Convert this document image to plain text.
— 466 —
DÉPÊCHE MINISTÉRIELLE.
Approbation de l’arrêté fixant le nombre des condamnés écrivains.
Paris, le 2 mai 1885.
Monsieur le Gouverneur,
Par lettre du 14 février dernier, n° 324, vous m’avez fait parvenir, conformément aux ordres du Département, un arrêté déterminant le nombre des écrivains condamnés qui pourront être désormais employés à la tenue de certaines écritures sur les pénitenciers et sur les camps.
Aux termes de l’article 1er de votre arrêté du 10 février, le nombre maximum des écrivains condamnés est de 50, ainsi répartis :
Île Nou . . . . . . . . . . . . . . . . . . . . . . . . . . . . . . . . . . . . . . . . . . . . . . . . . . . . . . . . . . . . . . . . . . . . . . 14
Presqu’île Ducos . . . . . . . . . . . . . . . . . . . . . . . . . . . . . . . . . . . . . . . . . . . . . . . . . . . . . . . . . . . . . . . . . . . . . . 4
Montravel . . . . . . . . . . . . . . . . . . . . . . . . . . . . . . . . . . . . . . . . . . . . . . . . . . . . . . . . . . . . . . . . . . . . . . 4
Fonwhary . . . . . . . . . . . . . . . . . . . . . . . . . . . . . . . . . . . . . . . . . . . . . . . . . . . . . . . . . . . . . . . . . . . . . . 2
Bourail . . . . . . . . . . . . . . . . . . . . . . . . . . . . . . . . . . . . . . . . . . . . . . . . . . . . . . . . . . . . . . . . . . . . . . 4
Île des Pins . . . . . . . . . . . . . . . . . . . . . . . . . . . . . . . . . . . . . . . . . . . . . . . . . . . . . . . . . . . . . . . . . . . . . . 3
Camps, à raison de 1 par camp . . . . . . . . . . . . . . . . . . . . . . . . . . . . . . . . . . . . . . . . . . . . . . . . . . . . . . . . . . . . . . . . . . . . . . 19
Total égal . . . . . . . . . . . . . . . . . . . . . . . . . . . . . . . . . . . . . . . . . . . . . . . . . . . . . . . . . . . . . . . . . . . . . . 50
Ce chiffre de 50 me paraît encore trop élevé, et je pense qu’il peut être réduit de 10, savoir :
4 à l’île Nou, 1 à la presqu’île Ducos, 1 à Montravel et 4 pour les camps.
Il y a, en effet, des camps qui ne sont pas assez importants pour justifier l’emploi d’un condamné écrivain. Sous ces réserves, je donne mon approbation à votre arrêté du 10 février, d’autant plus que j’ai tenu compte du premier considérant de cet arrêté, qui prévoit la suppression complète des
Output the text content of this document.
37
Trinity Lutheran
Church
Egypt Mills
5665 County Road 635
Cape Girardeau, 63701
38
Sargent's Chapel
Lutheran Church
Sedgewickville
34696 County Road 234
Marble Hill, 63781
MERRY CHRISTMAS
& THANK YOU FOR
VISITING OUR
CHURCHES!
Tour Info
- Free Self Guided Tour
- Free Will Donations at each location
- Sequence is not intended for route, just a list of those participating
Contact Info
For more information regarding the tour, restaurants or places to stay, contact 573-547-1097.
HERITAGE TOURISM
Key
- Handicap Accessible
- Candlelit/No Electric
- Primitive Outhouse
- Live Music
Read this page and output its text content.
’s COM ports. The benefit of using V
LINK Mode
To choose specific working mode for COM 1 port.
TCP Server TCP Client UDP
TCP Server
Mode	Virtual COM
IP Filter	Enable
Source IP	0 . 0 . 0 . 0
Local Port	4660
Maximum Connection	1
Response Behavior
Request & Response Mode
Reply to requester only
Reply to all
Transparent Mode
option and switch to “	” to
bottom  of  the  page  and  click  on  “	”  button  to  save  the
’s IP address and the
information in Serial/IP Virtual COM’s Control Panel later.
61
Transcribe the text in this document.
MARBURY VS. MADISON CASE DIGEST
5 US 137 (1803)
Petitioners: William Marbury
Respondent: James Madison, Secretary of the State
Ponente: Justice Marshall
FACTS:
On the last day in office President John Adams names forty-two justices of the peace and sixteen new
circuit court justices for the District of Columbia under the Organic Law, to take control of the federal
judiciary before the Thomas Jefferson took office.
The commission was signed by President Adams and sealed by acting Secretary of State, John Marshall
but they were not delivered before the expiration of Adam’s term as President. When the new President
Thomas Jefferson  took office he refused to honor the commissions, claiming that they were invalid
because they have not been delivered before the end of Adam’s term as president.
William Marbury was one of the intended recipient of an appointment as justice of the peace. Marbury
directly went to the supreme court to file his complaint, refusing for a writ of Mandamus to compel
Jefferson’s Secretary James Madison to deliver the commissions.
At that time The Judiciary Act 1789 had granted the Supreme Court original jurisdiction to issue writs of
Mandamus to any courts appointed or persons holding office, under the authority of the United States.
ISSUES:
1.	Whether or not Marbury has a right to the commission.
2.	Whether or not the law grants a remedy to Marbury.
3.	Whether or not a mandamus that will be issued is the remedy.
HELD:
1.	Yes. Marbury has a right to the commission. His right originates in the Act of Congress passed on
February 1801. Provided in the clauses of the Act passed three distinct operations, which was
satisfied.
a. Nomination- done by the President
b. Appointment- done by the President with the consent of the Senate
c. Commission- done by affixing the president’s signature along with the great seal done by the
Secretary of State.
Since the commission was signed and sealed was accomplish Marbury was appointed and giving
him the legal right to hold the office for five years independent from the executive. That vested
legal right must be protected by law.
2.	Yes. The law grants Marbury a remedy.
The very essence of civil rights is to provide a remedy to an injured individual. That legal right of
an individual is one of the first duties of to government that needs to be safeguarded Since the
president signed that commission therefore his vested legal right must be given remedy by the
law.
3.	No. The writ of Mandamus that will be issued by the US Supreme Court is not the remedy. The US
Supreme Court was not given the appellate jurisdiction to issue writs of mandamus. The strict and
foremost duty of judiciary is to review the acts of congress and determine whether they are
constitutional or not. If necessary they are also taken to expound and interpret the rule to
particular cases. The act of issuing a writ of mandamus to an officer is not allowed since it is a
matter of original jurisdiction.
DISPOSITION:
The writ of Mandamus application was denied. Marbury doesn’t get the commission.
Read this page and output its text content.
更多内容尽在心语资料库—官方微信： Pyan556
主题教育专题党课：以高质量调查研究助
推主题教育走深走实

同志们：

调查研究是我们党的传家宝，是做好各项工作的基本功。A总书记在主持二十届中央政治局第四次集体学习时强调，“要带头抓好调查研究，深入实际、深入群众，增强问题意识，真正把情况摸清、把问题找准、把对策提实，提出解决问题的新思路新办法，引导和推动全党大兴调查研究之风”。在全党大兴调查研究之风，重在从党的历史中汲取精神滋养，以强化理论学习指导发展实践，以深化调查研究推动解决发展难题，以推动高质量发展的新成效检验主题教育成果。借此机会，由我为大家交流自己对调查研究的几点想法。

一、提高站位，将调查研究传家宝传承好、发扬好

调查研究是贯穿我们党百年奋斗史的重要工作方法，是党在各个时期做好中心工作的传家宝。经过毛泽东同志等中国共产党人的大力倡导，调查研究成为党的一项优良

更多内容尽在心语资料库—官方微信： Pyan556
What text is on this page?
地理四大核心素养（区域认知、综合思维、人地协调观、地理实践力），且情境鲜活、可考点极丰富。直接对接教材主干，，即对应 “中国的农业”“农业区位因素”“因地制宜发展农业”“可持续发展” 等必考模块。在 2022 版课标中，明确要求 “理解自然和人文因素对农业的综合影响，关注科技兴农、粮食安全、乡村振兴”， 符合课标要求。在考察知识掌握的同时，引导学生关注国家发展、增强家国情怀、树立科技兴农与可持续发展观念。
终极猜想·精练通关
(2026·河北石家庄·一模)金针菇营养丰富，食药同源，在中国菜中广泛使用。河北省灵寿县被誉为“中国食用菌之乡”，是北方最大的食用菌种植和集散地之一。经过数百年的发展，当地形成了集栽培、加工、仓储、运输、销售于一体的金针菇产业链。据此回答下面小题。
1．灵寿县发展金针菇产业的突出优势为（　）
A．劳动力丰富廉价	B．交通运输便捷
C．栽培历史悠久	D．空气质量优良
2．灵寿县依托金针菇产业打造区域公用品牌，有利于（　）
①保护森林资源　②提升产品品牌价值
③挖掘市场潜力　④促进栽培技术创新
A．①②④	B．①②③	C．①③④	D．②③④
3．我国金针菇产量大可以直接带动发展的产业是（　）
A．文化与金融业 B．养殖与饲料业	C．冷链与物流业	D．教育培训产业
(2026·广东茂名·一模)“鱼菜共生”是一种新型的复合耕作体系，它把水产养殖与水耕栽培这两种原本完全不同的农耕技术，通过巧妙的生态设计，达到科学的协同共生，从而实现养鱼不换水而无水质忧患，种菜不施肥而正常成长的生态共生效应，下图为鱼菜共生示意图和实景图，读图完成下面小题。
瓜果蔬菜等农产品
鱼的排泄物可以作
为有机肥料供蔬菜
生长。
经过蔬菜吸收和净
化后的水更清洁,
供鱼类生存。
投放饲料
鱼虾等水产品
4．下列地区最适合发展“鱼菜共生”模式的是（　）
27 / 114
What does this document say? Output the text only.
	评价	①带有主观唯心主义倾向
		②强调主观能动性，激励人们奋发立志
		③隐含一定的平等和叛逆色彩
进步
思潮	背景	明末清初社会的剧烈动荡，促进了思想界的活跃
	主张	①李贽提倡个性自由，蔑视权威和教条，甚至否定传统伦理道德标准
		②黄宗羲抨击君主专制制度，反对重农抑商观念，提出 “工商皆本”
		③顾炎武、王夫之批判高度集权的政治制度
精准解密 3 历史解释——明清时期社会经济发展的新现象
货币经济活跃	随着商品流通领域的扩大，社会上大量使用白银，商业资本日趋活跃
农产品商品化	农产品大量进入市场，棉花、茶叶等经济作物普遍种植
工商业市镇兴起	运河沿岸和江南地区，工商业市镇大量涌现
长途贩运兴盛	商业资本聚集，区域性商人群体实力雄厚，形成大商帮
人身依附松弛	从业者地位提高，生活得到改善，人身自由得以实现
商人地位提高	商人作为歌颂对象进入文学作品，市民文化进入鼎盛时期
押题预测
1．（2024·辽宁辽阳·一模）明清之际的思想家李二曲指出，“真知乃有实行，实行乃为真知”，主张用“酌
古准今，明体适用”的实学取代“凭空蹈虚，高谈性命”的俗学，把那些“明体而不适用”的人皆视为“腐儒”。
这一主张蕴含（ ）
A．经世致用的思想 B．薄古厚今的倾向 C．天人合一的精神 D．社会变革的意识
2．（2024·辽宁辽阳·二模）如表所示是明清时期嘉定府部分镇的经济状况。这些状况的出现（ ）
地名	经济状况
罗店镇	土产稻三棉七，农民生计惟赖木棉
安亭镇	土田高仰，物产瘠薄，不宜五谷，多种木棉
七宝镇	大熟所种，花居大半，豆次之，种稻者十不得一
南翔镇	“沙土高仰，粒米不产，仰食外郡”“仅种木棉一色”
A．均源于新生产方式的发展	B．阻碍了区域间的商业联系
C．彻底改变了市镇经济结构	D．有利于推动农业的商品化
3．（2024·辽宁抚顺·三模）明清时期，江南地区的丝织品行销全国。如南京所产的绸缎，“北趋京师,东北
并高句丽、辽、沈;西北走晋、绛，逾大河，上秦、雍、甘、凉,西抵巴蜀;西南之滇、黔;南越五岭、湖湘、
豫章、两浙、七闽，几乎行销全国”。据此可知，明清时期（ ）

* **Exercise objective**
Leave out every line without the string "Ducos" and copy the rest.

* **Result**
Presqu’île Ducos . . . . . . . . . . . . . . . . . . . . . . . . . . . . . . . . . . . . . . . . . . . . . . . . . . . . . . . . . . . . . . . . . . . . . . 4
4 à l’île Nou, 1 à la presqu’île Ducos, 1 à Montravel et 4 pour les camps.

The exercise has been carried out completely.